::: Dataset records
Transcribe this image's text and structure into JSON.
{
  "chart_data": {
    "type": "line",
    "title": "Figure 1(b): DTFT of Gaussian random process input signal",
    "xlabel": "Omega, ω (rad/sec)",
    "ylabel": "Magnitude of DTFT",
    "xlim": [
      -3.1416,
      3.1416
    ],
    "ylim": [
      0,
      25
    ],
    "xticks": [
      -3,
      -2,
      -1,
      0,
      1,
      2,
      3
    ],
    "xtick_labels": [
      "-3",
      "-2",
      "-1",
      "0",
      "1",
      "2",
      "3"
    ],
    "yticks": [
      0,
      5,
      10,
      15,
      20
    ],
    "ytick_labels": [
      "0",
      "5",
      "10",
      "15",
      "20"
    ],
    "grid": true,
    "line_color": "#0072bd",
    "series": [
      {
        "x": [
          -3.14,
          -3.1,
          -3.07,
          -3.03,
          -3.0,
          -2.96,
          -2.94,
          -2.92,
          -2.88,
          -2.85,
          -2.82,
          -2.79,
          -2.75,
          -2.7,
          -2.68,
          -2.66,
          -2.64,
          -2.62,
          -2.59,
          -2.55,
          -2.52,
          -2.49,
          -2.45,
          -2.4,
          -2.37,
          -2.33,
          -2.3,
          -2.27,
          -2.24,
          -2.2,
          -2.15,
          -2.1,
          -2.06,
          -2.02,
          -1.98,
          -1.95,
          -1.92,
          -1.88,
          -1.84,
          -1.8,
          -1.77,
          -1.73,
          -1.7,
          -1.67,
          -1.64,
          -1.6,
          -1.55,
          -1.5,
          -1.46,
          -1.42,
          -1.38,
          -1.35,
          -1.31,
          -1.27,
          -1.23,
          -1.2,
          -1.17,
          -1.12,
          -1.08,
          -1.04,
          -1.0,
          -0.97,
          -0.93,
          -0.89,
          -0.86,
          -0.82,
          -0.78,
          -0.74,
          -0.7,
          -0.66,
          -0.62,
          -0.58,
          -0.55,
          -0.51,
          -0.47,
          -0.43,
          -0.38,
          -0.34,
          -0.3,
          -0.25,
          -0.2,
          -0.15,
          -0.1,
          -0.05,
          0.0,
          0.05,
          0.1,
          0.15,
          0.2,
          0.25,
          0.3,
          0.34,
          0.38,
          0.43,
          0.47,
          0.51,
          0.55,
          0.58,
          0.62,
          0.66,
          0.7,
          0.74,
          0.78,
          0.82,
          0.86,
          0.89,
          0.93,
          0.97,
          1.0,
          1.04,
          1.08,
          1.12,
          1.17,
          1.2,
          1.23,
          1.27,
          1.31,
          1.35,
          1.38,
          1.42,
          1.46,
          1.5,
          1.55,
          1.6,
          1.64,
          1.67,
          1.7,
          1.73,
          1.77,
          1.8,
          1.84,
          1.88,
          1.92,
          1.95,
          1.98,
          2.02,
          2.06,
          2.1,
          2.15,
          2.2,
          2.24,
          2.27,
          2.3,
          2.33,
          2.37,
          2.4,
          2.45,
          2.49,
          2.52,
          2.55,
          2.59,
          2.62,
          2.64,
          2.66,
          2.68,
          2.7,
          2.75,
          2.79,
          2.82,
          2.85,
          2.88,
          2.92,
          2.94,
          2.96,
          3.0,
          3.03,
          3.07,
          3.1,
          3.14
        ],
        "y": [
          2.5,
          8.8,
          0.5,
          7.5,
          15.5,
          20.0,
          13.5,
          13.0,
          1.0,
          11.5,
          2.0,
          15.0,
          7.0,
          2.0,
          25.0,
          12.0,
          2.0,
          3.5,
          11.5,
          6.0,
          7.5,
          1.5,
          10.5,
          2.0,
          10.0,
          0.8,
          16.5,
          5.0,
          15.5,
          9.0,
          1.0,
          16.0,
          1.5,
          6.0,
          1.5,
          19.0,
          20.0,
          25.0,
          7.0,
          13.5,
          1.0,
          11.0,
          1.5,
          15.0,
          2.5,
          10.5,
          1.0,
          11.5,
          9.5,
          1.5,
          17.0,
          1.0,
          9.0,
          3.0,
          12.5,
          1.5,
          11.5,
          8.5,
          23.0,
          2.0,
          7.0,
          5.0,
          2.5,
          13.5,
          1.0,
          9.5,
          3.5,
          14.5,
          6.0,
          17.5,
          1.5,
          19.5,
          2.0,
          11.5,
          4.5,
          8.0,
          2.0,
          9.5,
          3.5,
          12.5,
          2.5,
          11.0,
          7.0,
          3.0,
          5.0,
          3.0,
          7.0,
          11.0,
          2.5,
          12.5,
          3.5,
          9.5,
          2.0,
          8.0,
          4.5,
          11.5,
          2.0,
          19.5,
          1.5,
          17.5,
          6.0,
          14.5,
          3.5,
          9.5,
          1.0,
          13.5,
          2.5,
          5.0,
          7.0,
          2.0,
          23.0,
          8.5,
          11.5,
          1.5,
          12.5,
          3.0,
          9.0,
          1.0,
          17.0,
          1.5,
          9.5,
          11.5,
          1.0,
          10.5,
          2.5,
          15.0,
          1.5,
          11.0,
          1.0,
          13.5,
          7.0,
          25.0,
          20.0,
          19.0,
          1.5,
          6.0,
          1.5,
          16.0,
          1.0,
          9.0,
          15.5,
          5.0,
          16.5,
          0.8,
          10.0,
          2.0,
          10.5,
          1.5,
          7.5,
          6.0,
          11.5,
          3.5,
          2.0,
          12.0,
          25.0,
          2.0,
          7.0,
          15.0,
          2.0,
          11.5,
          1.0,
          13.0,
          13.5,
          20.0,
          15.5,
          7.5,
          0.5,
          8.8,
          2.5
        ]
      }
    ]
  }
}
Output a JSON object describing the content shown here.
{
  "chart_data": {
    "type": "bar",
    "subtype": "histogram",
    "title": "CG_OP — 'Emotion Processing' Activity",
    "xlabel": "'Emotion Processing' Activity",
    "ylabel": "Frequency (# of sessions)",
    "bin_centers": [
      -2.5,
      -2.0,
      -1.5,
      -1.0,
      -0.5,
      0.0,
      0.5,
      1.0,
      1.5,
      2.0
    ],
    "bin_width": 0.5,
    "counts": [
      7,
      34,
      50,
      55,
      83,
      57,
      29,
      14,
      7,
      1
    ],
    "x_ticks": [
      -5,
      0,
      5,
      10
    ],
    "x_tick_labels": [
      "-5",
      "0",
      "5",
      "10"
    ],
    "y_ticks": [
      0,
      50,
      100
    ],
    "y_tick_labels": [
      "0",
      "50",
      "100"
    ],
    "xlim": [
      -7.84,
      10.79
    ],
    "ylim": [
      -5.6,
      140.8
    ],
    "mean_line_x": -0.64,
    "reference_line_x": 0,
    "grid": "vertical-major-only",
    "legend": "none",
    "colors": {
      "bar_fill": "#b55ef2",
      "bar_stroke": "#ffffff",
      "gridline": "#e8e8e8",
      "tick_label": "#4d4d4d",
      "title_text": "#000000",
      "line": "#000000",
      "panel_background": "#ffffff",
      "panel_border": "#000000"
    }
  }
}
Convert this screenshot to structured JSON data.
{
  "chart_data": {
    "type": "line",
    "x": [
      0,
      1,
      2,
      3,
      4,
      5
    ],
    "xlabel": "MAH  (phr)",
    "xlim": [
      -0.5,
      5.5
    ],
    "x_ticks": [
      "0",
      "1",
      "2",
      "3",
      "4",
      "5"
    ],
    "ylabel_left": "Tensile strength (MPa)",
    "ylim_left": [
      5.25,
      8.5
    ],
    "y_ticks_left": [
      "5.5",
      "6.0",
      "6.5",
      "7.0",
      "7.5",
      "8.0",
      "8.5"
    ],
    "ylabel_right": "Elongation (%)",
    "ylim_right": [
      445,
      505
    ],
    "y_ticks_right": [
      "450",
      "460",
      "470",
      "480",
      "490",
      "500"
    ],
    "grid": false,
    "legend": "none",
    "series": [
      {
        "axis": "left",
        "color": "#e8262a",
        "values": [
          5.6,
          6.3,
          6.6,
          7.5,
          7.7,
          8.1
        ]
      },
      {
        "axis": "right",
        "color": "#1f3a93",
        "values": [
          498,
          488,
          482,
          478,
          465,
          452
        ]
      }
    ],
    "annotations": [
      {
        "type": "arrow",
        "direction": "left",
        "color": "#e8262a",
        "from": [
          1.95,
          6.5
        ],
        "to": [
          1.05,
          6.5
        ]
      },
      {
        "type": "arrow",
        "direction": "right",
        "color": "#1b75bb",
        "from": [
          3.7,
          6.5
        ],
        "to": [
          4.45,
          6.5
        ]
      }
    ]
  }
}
::::::
- _What you have to do_
Report each line of the material above where the word "ffffff" appears.

- _Exercise response_
      "bar_stroke": "#ffffff",
      "panel_background": "#ffffff",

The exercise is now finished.